>>>>>

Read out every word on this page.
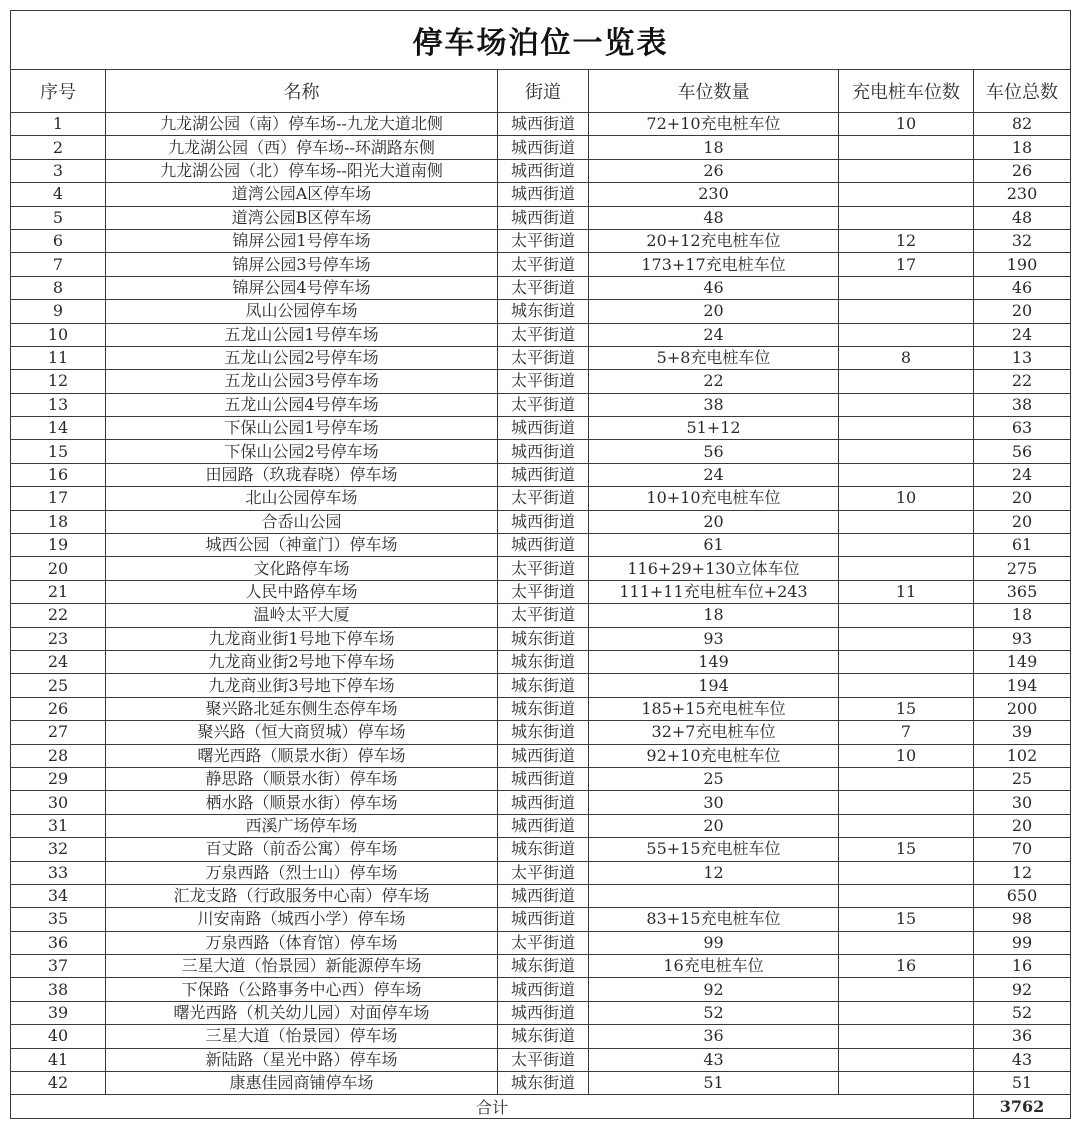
停车场泊位一览表					
序号	名称	街道	车位数量	充电桩车位数	车位总数
1	九龙湖公园（南）停车场--九龙大道北侧	城西街道	72+10充电桩车位	10	82
2	九龙湖公园（西）停车场--环湖路东侧	城西街道	18		18
3	九龙湖公园（北）停车场--阳光大道南侧	城西街道	26		26
4	道湾公园A区停车场	城西街道	230		230
5	道湾公园B区停车场	城西街道	48		48
6	锦屏公园1号停车场	太平街道	20+12充电桩车位	12	32
7	锦屏公园3号停车场	太平街道	173+17充电桩车位	17	190
8	锦屏公园4号停车场	太平街道	46		46
9	凤山公园停车场	城东街道	20		20
10	五龙山公园1号停车场	太平街道	24		24
11	五龙山公园2号停车场	太平街道	5+8充电桩车位	8	13
12	五龙山公园3号停车场	太平街道	22		22
13	五龙山公园4号停车场	太平街道	38		38
14	下保山公园1号停车场	城西街道	51+12		63
15	下保山公园2号停车场	城西街道	56		56
16	田园路（玖珑春晓）停车场	城西街道	24		24
17	北山公园停车场	太平街道	10+10充电桩车位	10	20
18	合岙山公园	城西街道	20		20
19	城西公园（神童门）停车场	城西街道	61		61
20	文化路停车场	太平街道	116+29+130立体车位		275
21	人民中路停车场	太平街道	111+11充电桩车位+243	11	365
22	温岭太平大厦	太平街道	18		18
23	九龙商业街1号地下停车场	城东街道	93		93
24	九龙商业街2号地下停车场	城东街道	149		149
25	九龙商业街3号地下停车场	城东街道	194		194
26	聚兴路北延东侧生态停车场	城东街道	185+15充电桩车位	15	200
27	聚兴路（恒大商贸城）停车场	城东街道	32+7充电桩车位	7	39
28	曙光西路（顺景水街）停车场	城西街道	92+10充电桩车位	10	102
29	静思路（顺景水街）停车场	城西街道	25		25
30	栖水路（顺景水街）停车场	城西街道	30		30
31	西溪广场停车场	城西街道	20		20
32	百丈路（前岙公寓）停车场	城东街道	55+15充电桩车位	15	70
33	万泉西路（烈士山）停车场	太平街道	12		12
34	汇龙支路（行政服务中心南）停车场	城西街道			650
35	川安南路（城西小学）停车场	城西街道	83+15充电桩车位	15	98
36	万泉西路（体育馆）停车场	太平街道	99		99
37	三星大道（怡景园）新能源停车场	城东街道	16充电桩车位	16	16
38	下保路（公路事务中心西）停车场	城西街道	92		92
39	曙光西路（机关幼儿园）对面停车场	城西街道	52		52
40	三星大道（怡景园）停车场	城东街道	36		36
41	新陆路（星光中路）停车场	太平街道	43		43
42	康惠佳园商铺停车场	城东街道	51		51
合计					3762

<<<<<

DO THIS: Find the word "城东街道" in the entries above and gather every line that holds it.

OUTPUT:
9	凤山公园停车场	城东街道	20		20
23	九龙商业街1号地下停车场	城东街道	93		93
24	九龙商业街2号地下停车场	城东街道	149		149
25	九龙商业街3号地下停车场	城东街道	194		194
26	聚兴路北延东侧生态停车场	城东街道	185+15充电桩车位	15	200
27	聚兴路（恒大商贸城）停车场	城东街道	32+7充电桩车位	7	39
32	百丈路（前岙公寓）停车场	城东街道	55+15充电桩车位	15	70
37	三星大道（怡景园）新能源停车场	城东街道	16充电桩车位	16	16
40	三星大道（怡景园）停车场	城东街道	36		36
42	康惠佳园商铺停车场	城东街道	51		51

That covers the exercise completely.